------ DATA SHOWN ------

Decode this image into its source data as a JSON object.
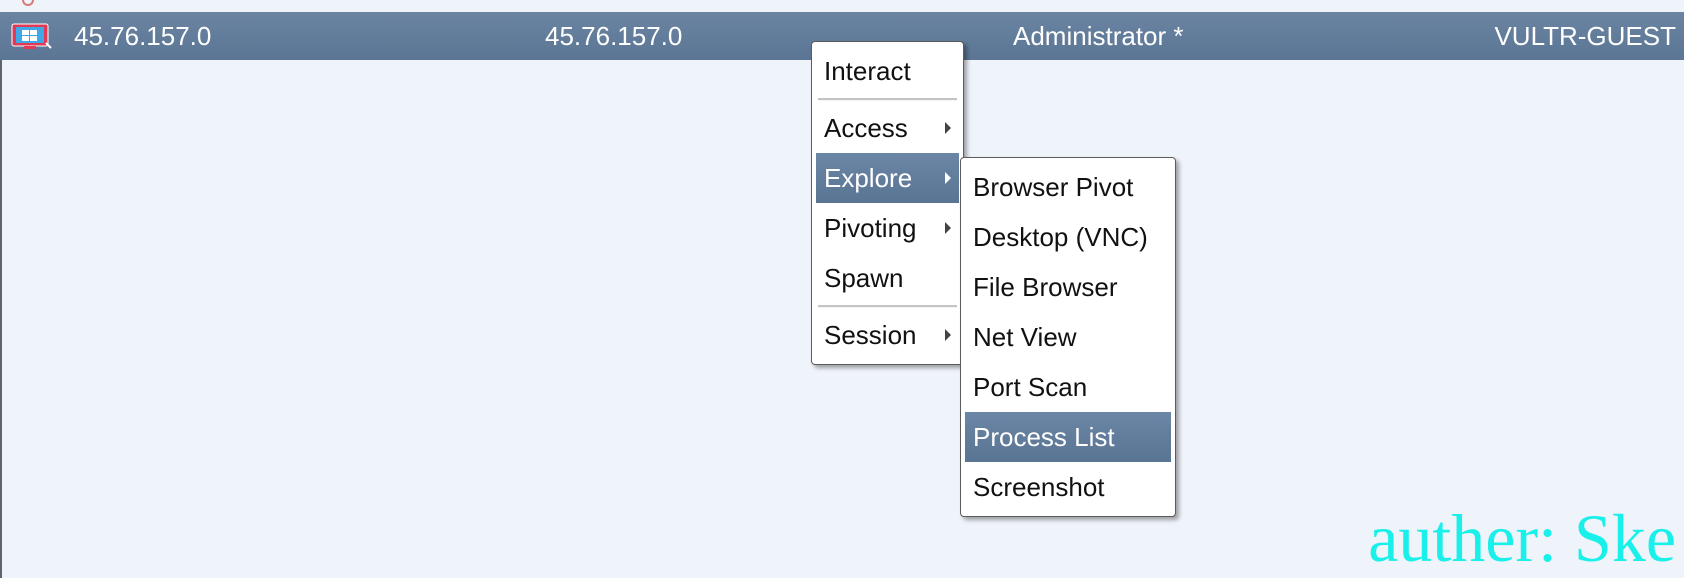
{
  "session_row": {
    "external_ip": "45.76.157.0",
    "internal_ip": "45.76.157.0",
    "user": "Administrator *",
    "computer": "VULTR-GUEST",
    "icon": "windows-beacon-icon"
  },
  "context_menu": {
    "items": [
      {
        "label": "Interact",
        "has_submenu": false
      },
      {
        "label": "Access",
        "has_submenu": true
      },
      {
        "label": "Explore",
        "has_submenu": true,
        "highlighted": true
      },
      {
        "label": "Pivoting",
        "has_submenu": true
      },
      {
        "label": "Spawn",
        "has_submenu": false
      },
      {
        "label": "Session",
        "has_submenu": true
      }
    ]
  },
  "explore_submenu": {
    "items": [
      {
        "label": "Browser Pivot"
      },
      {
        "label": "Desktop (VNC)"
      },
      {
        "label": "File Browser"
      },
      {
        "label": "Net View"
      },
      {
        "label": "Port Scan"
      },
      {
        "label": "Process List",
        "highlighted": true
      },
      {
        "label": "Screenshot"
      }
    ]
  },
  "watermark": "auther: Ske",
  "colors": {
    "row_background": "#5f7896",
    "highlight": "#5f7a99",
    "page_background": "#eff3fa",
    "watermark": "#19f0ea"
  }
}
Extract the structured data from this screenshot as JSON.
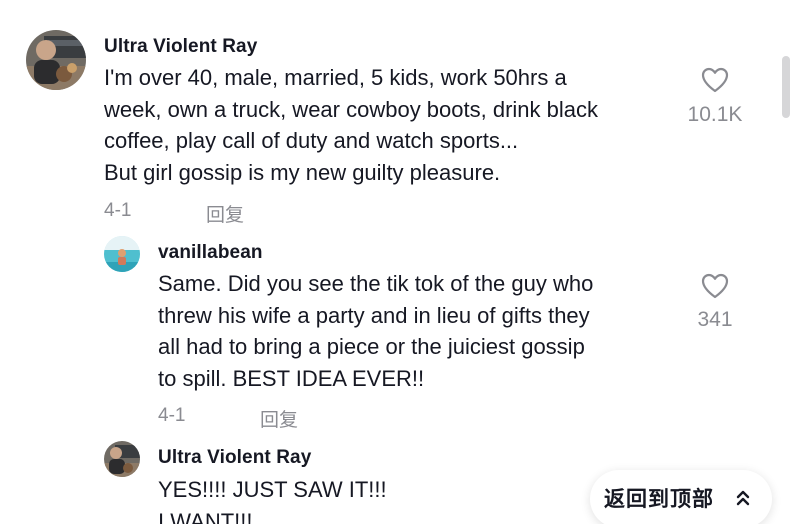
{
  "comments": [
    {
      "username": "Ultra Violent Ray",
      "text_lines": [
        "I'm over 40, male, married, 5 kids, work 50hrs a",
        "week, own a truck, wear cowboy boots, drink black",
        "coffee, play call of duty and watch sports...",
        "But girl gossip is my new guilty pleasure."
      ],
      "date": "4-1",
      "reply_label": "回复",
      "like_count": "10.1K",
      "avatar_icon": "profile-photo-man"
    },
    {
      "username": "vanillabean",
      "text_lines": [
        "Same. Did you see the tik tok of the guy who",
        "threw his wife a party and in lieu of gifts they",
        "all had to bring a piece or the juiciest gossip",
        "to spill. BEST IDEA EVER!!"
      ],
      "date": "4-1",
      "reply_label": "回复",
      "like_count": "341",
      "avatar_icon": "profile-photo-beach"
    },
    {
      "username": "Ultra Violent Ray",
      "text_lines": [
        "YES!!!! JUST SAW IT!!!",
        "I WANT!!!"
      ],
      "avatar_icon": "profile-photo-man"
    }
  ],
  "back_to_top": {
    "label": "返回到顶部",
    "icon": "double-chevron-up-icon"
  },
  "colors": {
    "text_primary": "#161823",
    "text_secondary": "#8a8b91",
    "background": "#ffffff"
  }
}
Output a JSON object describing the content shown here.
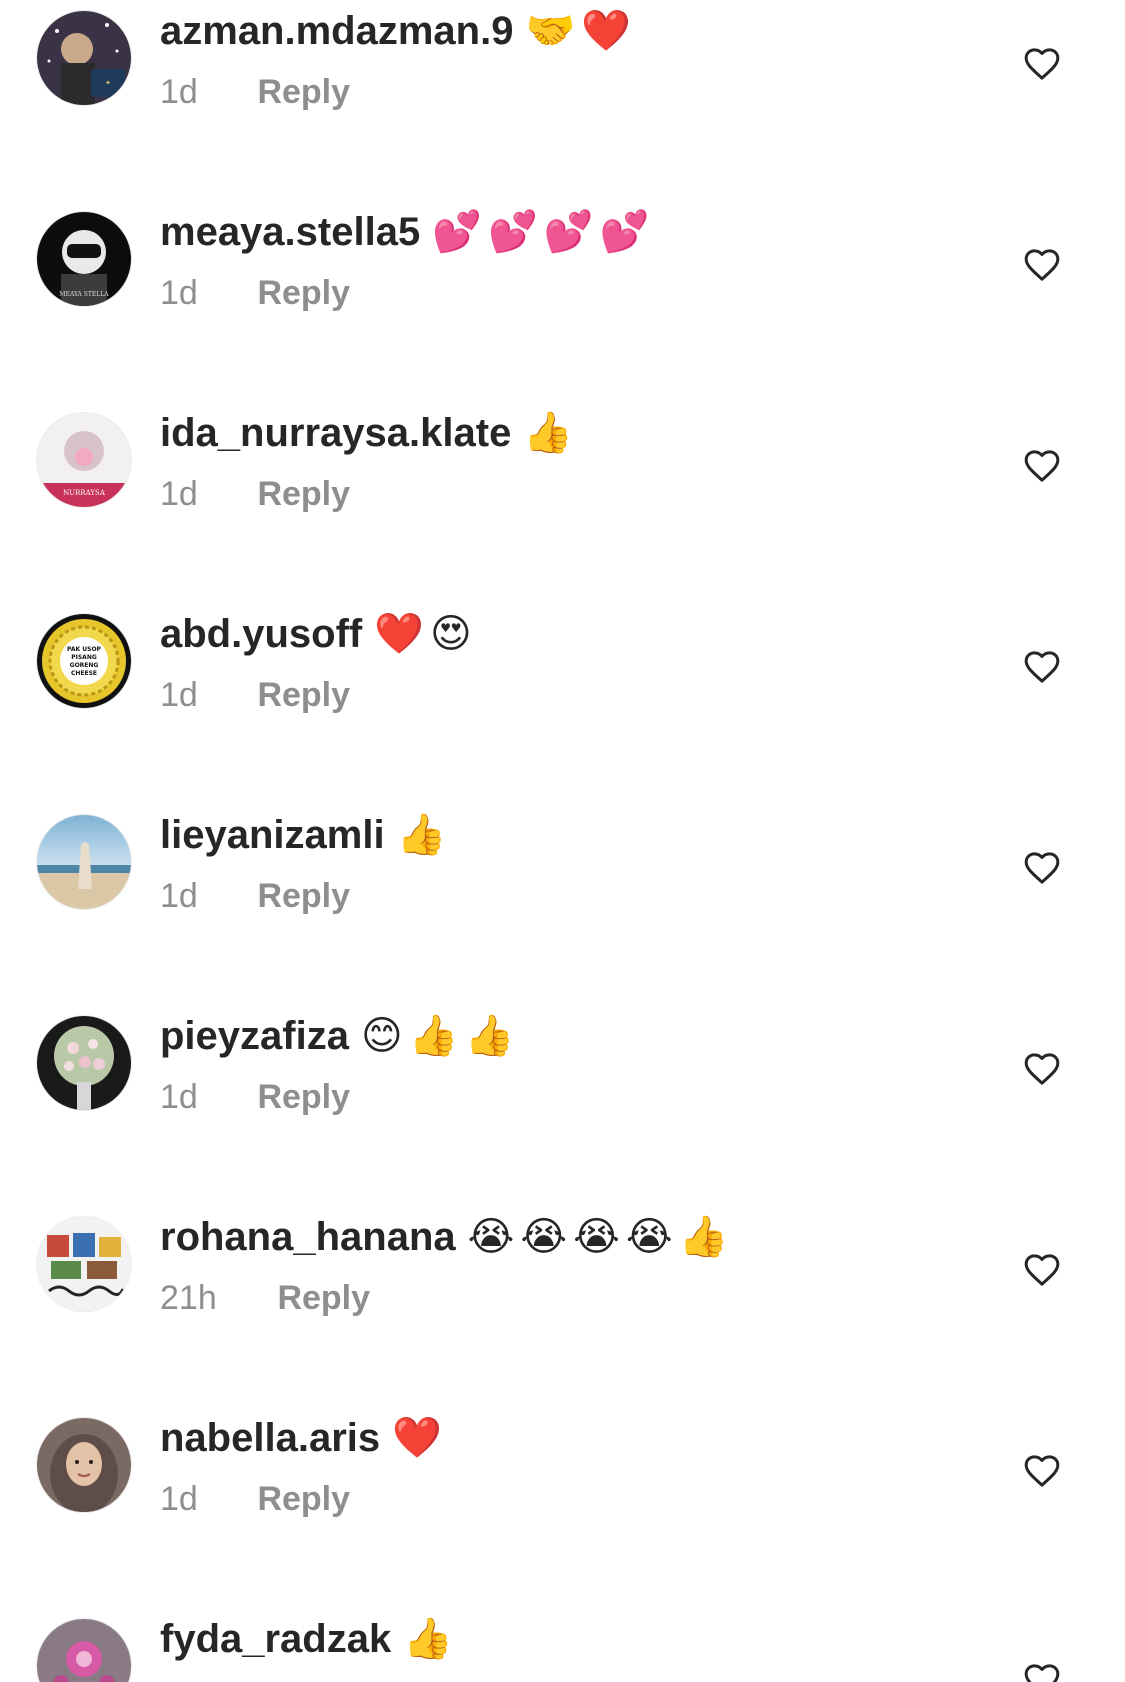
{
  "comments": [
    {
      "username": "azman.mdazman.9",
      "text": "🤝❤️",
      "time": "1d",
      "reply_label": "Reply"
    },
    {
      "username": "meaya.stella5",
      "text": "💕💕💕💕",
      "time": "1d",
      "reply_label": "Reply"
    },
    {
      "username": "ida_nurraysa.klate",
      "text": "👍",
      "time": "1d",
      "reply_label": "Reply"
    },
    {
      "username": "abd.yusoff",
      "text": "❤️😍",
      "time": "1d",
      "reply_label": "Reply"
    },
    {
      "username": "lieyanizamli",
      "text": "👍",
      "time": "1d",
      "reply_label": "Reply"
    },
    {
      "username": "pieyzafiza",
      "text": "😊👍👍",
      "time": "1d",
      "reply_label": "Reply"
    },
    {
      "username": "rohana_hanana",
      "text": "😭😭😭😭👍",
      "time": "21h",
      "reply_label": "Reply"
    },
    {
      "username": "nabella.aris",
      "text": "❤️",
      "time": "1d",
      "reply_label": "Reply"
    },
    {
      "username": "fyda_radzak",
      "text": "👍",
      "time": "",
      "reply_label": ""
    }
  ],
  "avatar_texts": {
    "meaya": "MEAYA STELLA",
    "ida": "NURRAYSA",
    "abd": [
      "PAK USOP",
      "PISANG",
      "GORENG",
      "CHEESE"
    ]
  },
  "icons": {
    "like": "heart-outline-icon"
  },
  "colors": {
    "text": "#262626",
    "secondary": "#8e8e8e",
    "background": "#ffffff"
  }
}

------
------ DATA SHOWN ------

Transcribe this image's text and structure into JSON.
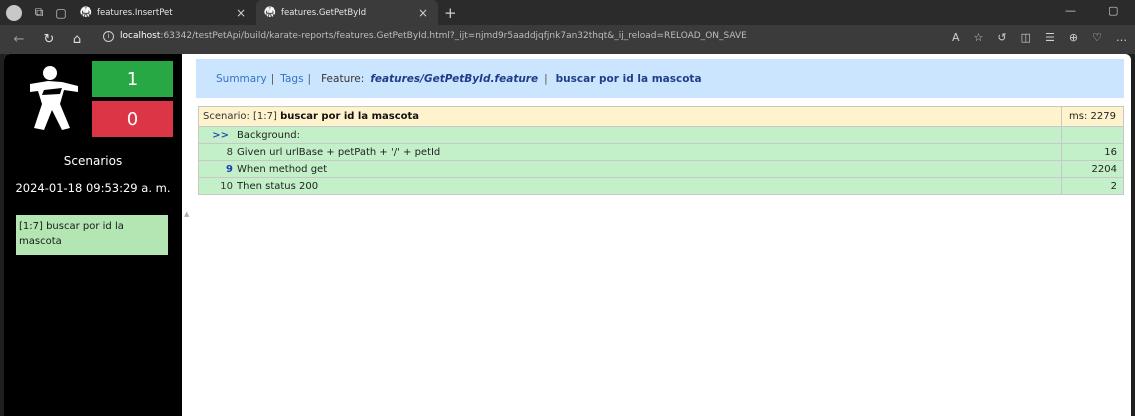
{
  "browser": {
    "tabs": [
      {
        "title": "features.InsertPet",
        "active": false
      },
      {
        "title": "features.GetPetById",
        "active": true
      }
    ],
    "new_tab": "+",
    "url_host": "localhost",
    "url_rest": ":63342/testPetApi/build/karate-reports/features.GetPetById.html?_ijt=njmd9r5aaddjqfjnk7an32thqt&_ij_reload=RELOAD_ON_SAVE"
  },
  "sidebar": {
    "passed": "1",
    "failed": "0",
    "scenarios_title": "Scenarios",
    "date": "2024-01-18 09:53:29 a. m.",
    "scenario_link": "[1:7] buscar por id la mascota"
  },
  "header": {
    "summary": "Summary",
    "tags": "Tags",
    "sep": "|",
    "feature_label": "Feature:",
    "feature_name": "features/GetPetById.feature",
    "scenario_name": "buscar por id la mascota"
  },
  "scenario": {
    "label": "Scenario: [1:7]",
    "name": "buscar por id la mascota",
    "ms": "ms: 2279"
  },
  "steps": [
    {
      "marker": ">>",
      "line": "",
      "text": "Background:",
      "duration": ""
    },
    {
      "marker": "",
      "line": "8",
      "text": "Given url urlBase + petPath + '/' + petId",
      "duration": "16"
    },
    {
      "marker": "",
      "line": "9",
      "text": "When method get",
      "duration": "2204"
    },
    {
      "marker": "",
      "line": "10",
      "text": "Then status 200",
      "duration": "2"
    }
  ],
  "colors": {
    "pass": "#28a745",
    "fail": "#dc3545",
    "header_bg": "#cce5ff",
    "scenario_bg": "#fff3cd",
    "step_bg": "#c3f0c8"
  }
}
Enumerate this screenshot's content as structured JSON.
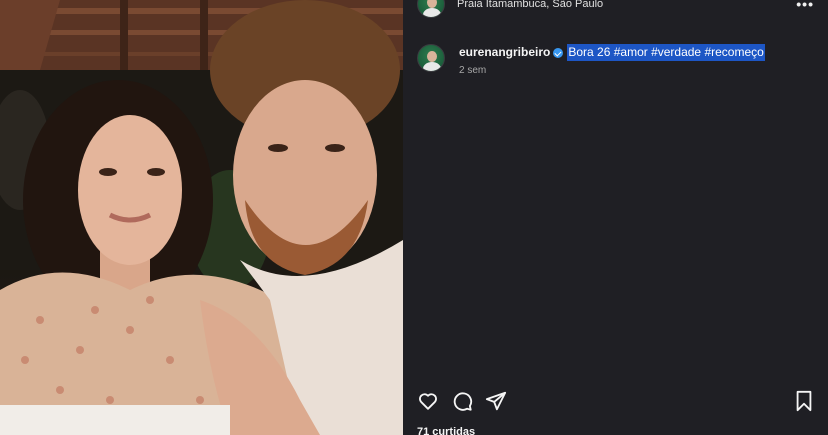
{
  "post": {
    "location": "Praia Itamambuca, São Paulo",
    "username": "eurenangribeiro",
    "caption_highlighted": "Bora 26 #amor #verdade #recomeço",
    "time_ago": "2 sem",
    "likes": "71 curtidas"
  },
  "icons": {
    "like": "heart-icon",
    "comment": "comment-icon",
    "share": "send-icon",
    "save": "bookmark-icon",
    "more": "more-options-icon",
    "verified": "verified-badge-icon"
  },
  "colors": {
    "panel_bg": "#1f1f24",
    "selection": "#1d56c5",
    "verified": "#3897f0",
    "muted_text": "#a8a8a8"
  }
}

------

Return every line above in which the string "object" occurs.

* ANSWER TO THE TASK
Decode this image into its source data as a JSON object.
Output a JSON object describing the content shown here.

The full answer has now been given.